Brano di partenza:
Anche per il poliziesco americano degli anni Settanta (Serpico, L'ispettore Callaghan, Il braccio violento della legge), il cibo è uno di quei particolari costantemente presenti che contribuiscono a raggiungere un nuovo grado di realismo. Le violenze avvengono sulla strada, proprio lì, davanti a quel chiosco degli hamburger...e il protagonista mangia e beve da buon animale metropolitano senza assaporare, dimentico dello stile Bogart, consumando rapidamente in una pausa all'American Bar.


 

 

La centralità del cibo nel nuovo genere poliziesco dei Settanta è talmente forte da permettere a Tarantino, in chiave, se vogliamo, postmoderna, di giocare con una serie di elementi tipici del cibo americano: dalla discussione in macchina incentrata sul cheeseburger fra Travolta e Samuel L. Jackson in Pulp Fiction, all'intera sequenza nel bar dei sosia dove, nel medesimo film, troviamo Travolta e la Thurman discutere su coca cole e frullati; o, ancora, alla vena ironica che pervade tutta la scena dello scambio di valigie girato nel centro commerciale (regno del cibo industriale "made in Usa") in Jackie Brown.

Dati per il riconoscimento della struttura dei documenti:

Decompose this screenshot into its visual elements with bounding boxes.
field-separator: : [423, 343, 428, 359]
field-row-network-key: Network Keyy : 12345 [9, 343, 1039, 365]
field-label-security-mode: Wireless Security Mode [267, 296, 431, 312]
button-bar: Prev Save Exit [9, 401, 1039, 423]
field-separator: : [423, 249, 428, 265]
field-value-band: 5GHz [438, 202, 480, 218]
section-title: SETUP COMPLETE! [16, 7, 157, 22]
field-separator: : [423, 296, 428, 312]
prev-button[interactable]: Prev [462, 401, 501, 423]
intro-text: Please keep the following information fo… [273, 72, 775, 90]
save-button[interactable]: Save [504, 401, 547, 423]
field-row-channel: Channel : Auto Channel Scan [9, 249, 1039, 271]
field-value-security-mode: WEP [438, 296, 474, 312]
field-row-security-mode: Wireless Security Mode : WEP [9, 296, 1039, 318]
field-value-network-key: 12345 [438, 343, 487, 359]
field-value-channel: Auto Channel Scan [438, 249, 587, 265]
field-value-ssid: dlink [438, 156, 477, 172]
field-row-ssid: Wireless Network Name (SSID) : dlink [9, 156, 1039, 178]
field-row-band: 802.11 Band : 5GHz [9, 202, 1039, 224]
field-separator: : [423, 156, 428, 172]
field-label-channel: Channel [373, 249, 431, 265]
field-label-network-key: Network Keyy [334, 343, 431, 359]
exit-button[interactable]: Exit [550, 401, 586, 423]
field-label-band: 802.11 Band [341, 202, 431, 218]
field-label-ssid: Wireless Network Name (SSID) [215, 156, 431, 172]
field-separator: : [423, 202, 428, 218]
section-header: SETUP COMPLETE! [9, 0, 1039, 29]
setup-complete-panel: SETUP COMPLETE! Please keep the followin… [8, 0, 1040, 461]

Consegna 1:
Indica se ciascuna delle affermazioni seguenti concorda con il brano sul cibo nel poliziesco americano. Rispondi sì o no e cita tra virgolette le parole del brano che lo stabiliscono. (a) Nel poliziesco americano degli anni Settanta il protagonista assapora con calma ciò che mangia. (b) In Pulp Fiction Travolta e Samuel L. Jackson discutono in macchina del cheeseburger. (c) In Jackie Brown la scena dello scambio di valigie è girata in un aeroporto.
Consegna 2:
Secondo il brano sul cibo nel poliziesco americano, di che cosa discutono Travolta e la Thurman nel bar dei sosia?
Consegna 3:
Prosegui il brano sul cibo nel poliziesco americano a partire dalla sua ultima frase.

Spazio risposta 1:
(a) No: "il protagonista mangia e beve da buon animale metropolitano senza assaporare".
(b) Sì: "dalla discussione in macchina incentrata sul cheeseburger fra Travolta e Samuel L. Jackson in Pulp Fiction".
(c) No: "la scena dello scambio di valigie girato nel centro commerciale".

Spazio risposta 2:
Discutono su coca cole e frullati.

Spazio risposta 3:
Nel cinema d'azione o d'avventura il cibo può contribuire alla costruzione narrativa e drammatica del film, oppure, più semplicemente, integrare e rafforzare un'atmosfera, una situazione. Concentriamoci, in questa sede, non sui significati simbolici, sociali, poetici, attraverso cui molti registi hanno utilizzato "il mangiare", ma sui legami del cibo con l'azione, con il narrato e con la necessità drammatica del film. Se pensiamo alla serie dei James Bond cinematografici possiamo trovare alcuni esempi interessanti.

 

Nei Bond spesso l'utilizzo del cibo si palesa come elemento esotico, di sfida o di fascino, a cui è collegato il senso dell'avventura del personaggio: Dalla Russia con amore, in cui a Bond, nel campo degli zingari, viene consigliato di mangiare con le mani per non fare un torto alle usanze gitane; la cena nella clinica-fortezza di Blofeld in Al servizio segreto di sua maestà, dove Bond, seduto tra le ragazze "in cura" che soffrono di allergie alimentari, viene invitato a più appuntamenti amorosi; Mai dire mai, nel quale un Bond a dieta nella clinica Sharblands gioca come un "jolly" la sua valigetta piena di foie gras e caviale Beluga per adescare una delle infermiere.

Ci sono poi momenti più deboli in cui il cibo viene utilizzato per stilizzare il personaggio dell'agente segreto: Bond ha appena combattuto in una camera d'albergo ed è uscito vivo da uno scontro mortale; prima di uscire e chiudere la porta stacca un acino d'uva e lo porta alla bocca, quindi si chiude la porta alle spalle e se ne va. E' un gesto minimo, ironico che configura un modo, un savoir-faire che torna più volte in diversi film (Licenza di uccidere, Mai dire mai).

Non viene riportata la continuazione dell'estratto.